- [SHORT EXERCISE] Compile every line that includes the word "info".

---*---

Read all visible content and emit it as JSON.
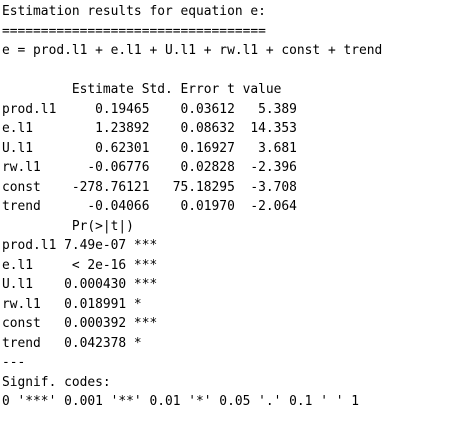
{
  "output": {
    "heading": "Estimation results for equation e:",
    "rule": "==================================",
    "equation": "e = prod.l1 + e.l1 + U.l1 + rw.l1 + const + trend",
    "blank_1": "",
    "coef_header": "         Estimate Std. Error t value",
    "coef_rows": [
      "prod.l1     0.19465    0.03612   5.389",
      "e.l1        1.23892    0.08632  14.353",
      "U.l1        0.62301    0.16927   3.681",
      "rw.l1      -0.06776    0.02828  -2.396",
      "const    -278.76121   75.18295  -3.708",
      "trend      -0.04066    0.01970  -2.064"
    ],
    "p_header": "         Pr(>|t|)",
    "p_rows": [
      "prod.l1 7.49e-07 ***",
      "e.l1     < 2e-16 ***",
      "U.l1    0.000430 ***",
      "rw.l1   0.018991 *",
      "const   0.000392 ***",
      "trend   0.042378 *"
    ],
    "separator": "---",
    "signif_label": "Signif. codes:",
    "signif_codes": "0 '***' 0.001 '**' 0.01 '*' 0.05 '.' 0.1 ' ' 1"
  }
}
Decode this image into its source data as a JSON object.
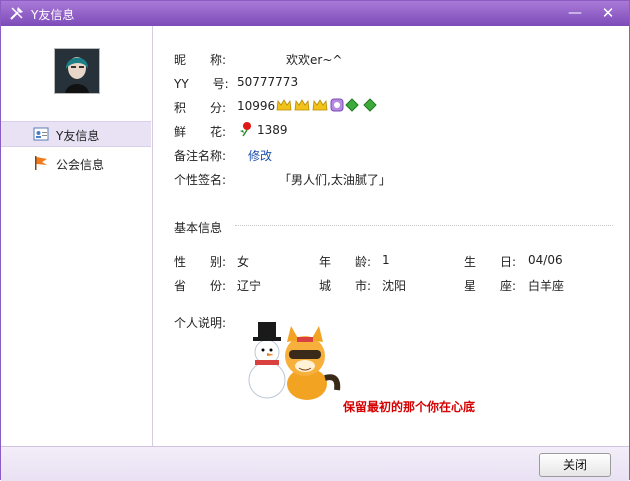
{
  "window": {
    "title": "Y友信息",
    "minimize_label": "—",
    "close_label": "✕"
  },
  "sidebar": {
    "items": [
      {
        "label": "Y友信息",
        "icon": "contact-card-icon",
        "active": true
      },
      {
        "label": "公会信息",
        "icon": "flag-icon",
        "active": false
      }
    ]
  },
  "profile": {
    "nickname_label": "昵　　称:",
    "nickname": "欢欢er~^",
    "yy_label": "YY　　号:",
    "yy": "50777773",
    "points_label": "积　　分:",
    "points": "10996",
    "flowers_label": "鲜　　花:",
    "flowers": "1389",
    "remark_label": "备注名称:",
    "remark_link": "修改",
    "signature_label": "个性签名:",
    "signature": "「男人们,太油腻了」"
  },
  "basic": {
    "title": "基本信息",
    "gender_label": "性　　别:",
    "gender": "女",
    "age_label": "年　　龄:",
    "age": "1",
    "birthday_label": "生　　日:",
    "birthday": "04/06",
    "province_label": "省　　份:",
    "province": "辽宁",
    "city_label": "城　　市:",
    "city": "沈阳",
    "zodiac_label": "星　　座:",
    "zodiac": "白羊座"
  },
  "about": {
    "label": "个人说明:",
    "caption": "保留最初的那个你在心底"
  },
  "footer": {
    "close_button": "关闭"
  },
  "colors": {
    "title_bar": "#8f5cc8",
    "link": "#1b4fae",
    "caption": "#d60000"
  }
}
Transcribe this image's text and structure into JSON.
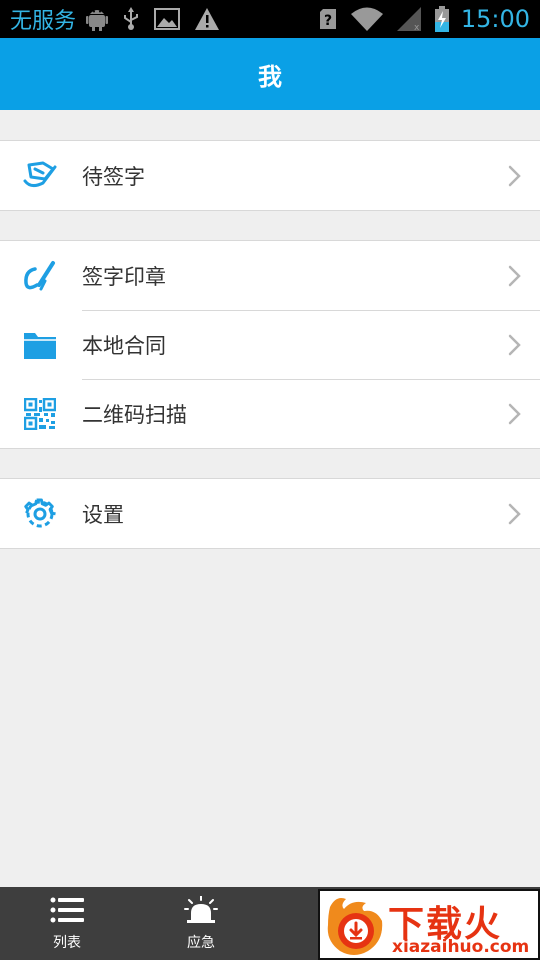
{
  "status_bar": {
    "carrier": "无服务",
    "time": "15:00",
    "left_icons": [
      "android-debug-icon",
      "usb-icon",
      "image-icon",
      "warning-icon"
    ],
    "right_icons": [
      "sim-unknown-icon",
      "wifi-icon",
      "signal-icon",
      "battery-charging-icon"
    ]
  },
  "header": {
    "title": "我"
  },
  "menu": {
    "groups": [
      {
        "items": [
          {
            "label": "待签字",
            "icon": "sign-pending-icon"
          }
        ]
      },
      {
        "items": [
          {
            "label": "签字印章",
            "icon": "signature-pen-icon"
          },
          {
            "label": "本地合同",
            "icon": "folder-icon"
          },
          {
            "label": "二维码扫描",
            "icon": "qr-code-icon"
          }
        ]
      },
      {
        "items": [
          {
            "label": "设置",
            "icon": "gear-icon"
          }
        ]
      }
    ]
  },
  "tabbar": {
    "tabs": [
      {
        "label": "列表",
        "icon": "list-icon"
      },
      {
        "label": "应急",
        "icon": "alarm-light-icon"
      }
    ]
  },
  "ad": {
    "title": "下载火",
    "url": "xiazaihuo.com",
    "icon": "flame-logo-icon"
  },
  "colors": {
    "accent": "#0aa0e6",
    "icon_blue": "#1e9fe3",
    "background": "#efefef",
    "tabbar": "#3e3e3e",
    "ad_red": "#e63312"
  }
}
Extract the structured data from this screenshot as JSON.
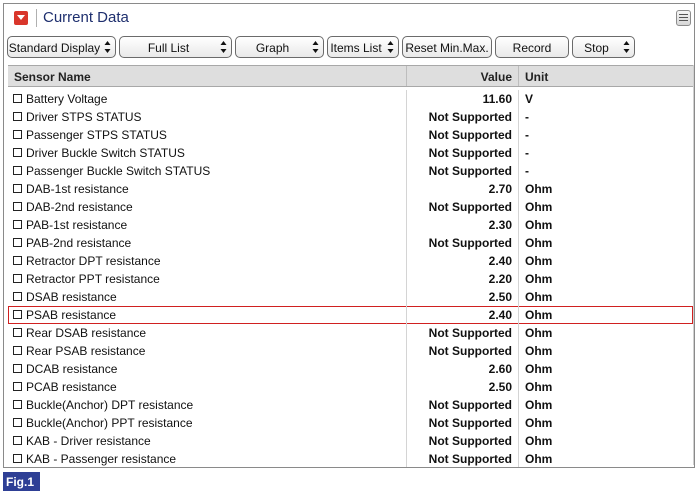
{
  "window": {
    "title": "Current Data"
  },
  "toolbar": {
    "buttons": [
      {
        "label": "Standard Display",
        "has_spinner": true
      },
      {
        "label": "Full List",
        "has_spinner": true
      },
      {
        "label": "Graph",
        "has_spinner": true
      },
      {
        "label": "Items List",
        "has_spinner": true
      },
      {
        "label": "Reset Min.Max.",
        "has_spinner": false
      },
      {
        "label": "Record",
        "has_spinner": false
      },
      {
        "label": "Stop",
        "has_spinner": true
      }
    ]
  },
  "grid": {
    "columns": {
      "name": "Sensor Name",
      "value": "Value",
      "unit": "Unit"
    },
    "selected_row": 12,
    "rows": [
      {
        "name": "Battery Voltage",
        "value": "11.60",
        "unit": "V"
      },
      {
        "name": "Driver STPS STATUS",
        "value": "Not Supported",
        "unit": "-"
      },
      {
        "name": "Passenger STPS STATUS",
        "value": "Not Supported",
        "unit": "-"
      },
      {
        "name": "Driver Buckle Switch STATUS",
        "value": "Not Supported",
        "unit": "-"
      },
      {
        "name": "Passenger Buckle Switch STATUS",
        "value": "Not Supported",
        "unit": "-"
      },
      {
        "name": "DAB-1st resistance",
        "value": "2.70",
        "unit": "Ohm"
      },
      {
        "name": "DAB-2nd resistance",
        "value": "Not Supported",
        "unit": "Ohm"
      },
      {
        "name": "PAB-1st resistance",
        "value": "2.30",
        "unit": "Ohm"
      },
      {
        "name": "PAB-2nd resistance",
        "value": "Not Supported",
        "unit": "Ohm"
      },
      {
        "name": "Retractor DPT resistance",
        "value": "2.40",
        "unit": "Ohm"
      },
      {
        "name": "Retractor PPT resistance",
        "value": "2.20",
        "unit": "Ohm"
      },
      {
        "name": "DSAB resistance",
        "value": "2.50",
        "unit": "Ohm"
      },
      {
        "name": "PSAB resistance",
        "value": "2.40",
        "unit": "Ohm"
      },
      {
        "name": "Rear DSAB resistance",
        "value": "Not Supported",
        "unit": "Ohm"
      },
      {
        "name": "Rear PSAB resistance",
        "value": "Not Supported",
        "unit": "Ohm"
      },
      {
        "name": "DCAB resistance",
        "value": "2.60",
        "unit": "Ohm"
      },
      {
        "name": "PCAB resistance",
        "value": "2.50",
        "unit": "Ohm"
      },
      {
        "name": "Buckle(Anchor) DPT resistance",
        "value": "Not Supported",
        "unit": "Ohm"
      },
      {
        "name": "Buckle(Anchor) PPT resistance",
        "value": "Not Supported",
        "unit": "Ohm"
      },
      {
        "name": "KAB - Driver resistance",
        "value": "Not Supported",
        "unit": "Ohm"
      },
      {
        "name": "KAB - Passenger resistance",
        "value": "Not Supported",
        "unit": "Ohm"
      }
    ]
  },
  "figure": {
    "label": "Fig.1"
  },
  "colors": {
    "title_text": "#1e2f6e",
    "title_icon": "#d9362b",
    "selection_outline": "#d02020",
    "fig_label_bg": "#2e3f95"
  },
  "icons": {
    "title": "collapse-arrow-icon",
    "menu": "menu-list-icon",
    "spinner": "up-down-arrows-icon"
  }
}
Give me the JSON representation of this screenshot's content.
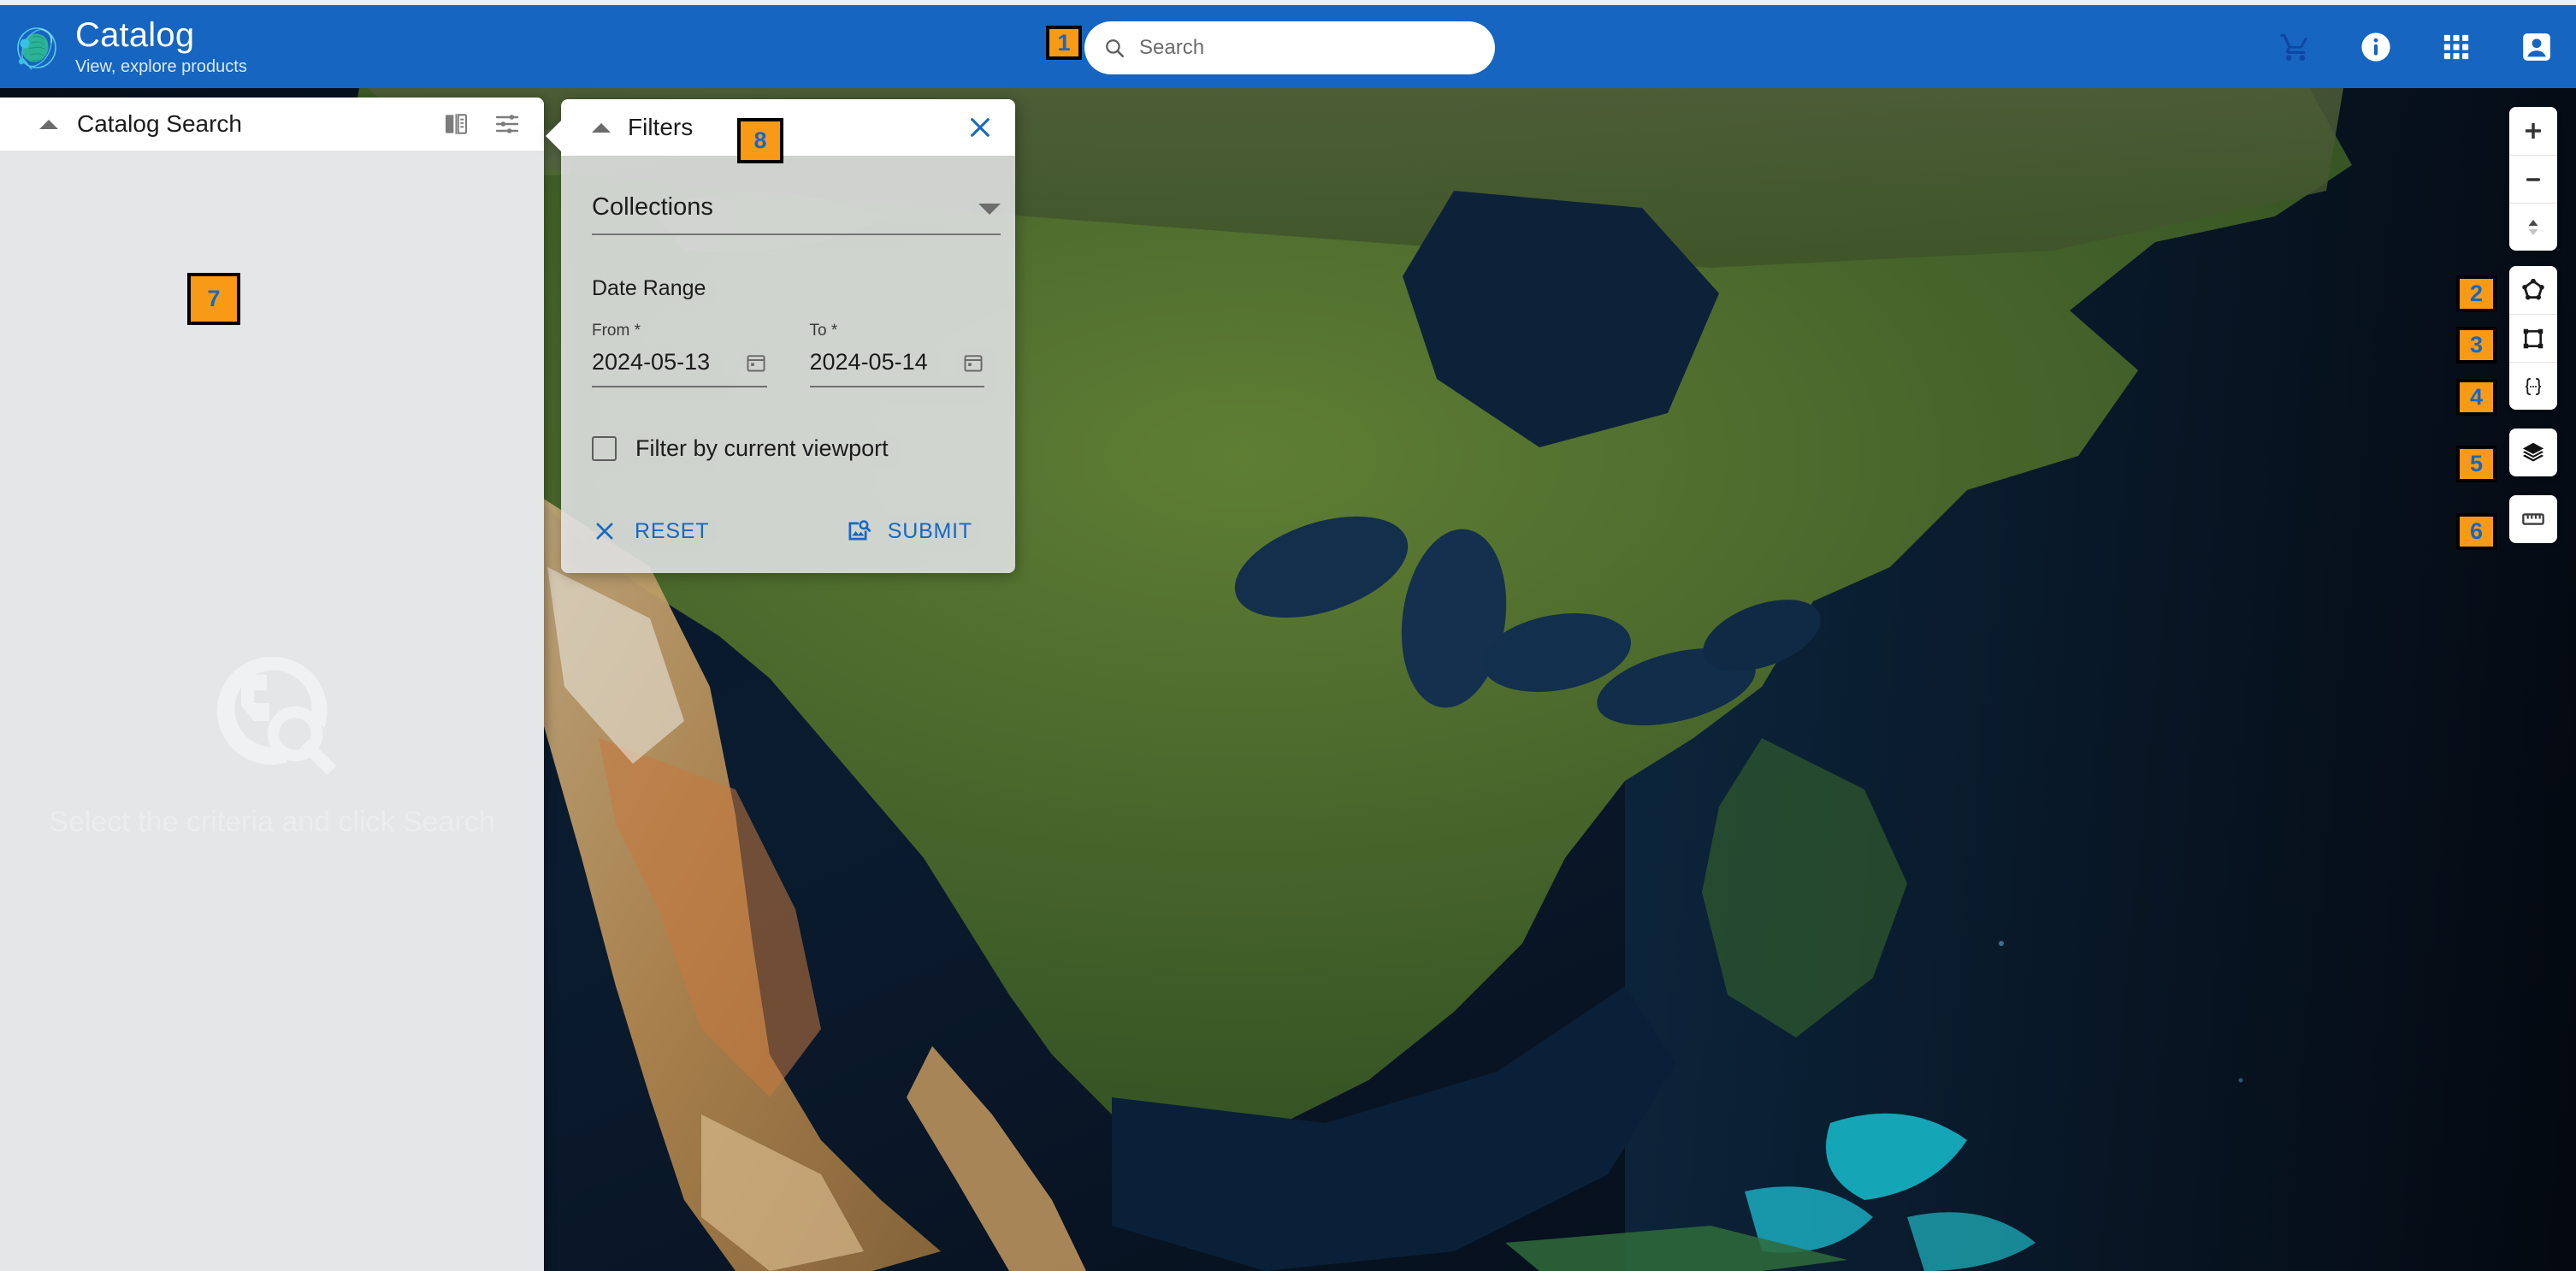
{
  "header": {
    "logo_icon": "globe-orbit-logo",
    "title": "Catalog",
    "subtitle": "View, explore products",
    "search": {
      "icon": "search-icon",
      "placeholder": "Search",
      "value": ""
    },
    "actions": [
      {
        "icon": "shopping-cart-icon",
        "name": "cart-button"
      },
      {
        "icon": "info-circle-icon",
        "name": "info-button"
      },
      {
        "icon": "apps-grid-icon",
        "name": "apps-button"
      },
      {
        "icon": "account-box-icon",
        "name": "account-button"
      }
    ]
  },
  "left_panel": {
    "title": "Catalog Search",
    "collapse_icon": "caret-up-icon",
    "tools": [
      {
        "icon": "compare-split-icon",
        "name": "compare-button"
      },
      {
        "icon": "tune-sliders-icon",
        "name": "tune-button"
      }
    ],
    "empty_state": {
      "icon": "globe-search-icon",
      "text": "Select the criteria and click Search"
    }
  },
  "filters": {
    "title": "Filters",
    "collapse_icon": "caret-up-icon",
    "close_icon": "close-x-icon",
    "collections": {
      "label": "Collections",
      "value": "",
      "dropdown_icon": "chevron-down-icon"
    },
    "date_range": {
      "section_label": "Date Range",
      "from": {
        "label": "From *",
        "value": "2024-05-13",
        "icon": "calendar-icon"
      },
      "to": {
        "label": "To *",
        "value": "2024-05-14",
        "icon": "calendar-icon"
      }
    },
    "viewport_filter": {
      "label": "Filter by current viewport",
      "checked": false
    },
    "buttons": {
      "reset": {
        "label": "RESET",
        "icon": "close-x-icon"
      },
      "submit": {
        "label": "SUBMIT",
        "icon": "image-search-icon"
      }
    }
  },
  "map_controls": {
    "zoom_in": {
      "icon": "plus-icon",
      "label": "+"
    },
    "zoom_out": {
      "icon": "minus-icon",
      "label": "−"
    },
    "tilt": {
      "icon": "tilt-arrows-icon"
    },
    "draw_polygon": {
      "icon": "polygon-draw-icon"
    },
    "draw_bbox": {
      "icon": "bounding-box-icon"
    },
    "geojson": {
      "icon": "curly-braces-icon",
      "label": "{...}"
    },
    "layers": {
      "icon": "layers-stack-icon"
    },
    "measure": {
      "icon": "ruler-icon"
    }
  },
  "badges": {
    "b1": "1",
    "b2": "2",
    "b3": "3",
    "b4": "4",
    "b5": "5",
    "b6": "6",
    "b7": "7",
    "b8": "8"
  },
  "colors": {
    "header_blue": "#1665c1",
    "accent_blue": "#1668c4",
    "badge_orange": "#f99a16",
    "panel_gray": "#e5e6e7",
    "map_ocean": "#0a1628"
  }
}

---*---

- [IN RESPONSE]
        "icon": "info-circle-icon",
        "name": "info-button"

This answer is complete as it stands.